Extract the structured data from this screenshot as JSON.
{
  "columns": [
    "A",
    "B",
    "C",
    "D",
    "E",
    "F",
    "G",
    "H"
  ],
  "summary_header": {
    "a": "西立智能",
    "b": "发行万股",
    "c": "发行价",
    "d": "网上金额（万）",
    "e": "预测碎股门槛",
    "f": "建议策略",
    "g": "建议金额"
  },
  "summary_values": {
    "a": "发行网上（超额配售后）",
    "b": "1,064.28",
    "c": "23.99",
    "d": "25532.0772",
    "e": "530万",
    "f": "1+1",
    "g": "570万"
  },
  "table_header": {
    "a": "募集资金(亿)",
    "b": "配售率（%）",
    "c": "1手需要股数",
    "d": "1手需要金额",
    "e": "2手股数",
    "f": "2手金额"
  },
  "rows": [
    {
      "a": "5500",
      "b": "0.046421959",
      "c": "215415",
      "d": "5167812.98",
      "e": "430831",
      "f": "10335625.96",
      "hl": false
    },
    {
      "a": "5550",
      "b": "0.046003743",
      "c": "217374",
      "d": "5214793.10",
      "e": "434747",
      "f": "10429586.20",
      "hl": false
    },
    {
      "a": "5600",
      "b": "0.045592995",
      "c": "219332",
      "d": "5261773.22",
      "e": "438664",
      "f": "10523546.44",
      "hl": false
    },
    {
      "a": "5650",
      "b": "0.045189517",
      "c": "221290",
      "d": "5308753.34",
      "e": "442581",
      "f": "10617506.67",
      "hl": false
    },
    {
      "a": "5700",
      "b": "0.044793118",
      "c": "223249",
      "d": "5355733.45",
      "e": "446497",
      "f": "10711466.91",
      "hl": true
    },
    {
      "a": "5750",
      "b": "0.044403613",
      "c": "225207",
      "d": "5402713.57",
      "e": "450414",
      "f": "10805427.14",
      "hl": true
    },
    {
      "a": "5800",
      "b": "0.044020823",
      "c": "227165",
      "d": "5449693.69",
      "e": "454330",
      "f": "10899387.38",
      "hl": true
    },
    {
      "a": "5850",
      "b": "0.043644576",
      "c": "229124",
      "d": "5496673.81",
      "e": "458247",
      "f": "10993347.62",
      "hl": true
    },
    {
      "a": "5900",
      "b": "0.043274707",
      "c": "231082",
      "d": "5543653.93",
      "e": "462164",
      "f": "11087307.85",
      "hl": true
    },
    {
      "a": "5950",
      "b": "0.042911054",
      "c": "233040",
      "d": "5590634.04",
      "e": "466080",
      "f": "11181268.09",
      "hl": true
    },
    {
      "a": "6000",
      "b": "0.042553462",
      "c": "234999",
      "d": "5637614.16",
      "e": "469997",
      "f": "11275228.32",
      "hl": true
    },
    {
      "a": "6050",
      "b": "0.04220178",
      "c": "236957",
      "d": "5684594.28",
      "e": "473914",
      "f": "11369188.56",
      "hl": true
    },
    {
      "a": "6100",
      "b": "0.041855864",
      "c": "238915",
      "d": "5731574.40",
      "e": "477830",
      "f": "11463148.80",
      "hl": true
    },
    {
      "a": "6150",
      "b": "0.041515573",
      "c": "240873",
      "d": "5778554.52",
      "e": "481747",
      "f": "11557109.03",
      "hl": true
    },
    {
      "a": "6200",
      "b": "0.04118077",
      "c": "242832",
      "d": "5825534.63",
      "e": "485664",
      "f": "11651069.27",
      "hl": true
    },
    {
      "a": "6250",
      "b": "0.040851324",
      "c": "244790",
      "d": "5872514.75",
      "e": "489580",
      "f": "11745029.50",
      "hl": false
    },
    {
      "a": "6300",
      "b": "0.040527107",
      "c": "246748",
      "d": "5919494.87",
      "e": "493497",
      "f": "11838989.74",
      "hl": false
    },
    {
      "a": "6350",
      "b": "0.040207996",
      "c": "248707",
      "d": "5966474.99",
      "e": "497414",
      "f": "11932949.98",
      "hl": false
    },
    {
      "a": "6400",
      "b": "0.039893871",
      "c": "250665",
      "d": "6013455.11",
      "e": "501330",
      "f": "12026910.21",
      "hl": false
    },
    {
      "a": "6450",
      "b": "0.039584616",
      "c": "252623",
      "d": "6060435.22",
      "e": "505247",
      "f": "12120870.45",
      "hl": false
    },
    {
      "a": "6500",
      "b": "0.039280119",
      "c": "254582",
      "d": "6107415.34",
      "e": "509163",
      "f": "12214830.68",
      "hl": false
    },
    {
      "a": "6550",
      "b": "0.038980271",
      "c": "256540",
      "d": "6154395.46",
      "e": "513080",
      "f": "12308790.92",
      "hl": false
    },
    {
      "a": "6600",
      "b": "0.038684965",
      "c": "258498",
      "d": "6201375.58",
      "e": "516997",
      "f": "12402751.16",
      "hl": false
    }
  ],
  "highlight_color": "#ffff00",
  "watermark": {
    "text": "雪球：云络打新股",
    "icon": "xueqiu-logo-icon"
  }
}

*TASK BRIEF*
Every line of the data above should be copied exactly.

*FULL OUTPUT*
Extract the structured data from this screenshot as JSON.
{
  "columns": [
    "A",
    "B",
    "C",
    "D",
    "E",
    "F",
    "G",
    "H"
  ],
  "summary_header": {
    "a": "西立智能",
    "b": "发行万股",
    "c": "发行价",
    "d": "网上金额（万）",
    "e": "预测碎股门槛",
    "f": "建议策略",
    "g": "建议金额"
  },
  "summary_values": {
    "a": "发行网上（超额配售后）",
    "b": "1,064.28",
    "c": "23.99",
    "d": "25532.0772",
    "e": "530万",
    "f": "1+1",
    "g": "570万"
  },
  "table_header": {
    "a": "募集资金(亿)",
    "b": "配售率（%）",
    "c": "1手需要股数",
    "d": "1手需要金额",
    "e": "2手股数",
    "f": "2手金额"
  },
  "rows": [
    {
      "a": "5500",
      "b": "0.046421959",
      "c": "215415",
      "d": "5167812.98",
      "e": "430831",
      "f": "10335625.96",
      "hl": false
    },
    {
      "a": "5550",
      "b": "0.046003743",
      "c": "217374",
      "d": "5214793.10",
      "e": "434747",
      "f": "10429586.20",
      "hl": false
    },
    {
      "a": "5600",
      "b": "0.045592995",
      "c": "219332",
      "d": "5261773.22",
      "e": "438664",
      "f": "10523546.44",
      "hl": false
    },
    {
      "a": "5650",
      "b": "0.045189517",
      "c": "221290",
      "d": "5308753.34",
      "e": "442581",
      "f": "10617506.67",
      "hl": false
    },
    {
      "a": "5700",
      "b": "0.044793118",
      "c": "223249",
      "d": "5355733.45",
      "e": "446497",
      "f": "10711466.91",
      "hl": true
    },
    {
      "a": "5750",
      "b": "0.044403613",
      "c": "225207",
      "d": "5402713.57",
      "e": "450414",
      "f": "10805427.14",
      "hl": true
    },
    {
      "a": "5800",
      "b": "0.044020823",
      "c": "227165",
      "d": "5449693.69",
      "e": "454330",
      "f": "10899387.38",
      "hl": true
    },
    {
      "a": "5850",
      "b": "0.043644576",
      "c": "229124",
      "d": "5496673.81",
      "e": "458247",
      "f": "10993347.62",
      "hl": true
    },
    {
      "a": "5900",
      "b": "0.043274707",
      "c": "231082",
      "d": "5543653.93",
      "e": "462164",
      "f": "11087307.85",
      "hl": true
    },
    {
      "a": "5950",
      "b": "0.042911054",
      "c": "233040",
      "d": "5590634.04",
      "e": "466080",
      "f": "11181268.09",
      "hl": true
    },
    {
      "a": "6000",
      "b": "0.042553462",
      "c": "234999",
      "d": "5637614.16",
      "e": "469997",
      "f": "11275228.32",
      "hl": true
    },
    {
      "a": "6050",
      "b": "0.04220178",
      "c": "236957",
      "d": "5684594.28",
      "e": "473914",
      "f": "11369188.56",
      "hl": true
    },
    {
      "a": "6100",
      "b": "0.041855864",
      "c": "238915",
      "d": "5731574.40",
      "e": "477830",
      "f": "11463148.80",
      "hl": true
    },
    {
      "a": "6150",
      "b": "0.041515573",
      "c": "240873",
      "d": "5778554.52",
      "e": "481747",
      "f": "11557109.03",
      "hl": true
    },
    {
      "a": "6200",
      "b": "0.04118077",
      "c": "242832",
      "d": "5825534.63",
      "e": "485664",
      "f": "11651069.27",
      "hl": true
    },
    {
      "a": "6250",
      "b": "0.040851324",
      "c": "244790",
      "d": "5872514.75",
      "e": "489580",
      "f": "11745029.50",
      "hl": false
    },
    {
      "a": "6300",
      "b": "0.040527107",
      "c": "246748",
      "d": "5919494.87",
      "e": "493497",
      "f": "11838989.74",
      "hl": false
    },
    {
      "a": "6350",
      "b": "0.040207996",
      "c": "248707",
      "d": "5966474.99",
      "e": "497414",
      "f": "11932949.98",
      "hl": false
    },
    {
      "a": "6400",
      "b": "0.039893871",
      "c": "250665",
      "d": "6013455.11",
      "e": "501330",
      "f": "12026910.21",
      "hl": false
    },
    {
      "a": "6450",
      "b": "0.039584616",
      "c": "252623",
      "d": "6060435.22",
      "e": "505247",
      "f": "12120870.45",
      "hl": false
    },
    {
      "a": "6500",
      "b": "0.039280119",
      "c": "254582",
      "d": "6107415.34",
      "e": "509163",
      "f": "12214830.68",
      "hl": false
    },
    {
      "a": "6550",
      "b": "0.038980271",
      "c": "256540",
      "d": "6154395.46",
      "e": "513080",
      "f": "12308790.92",
      "hl": false
    },
    {
      "a": "6600",
      "b": "0.038684965",
      "c": "258498",
      "d": "6201375.58",
      "e": "516997",
      "f": "12402751.16",
      "hl": false
    }
  ],
  "highlight_color": "#ffff00",
  "watermark": {
    "text": "雪球：云络打新股",
    "icon": "xueqiu-logo-icon"
  }
}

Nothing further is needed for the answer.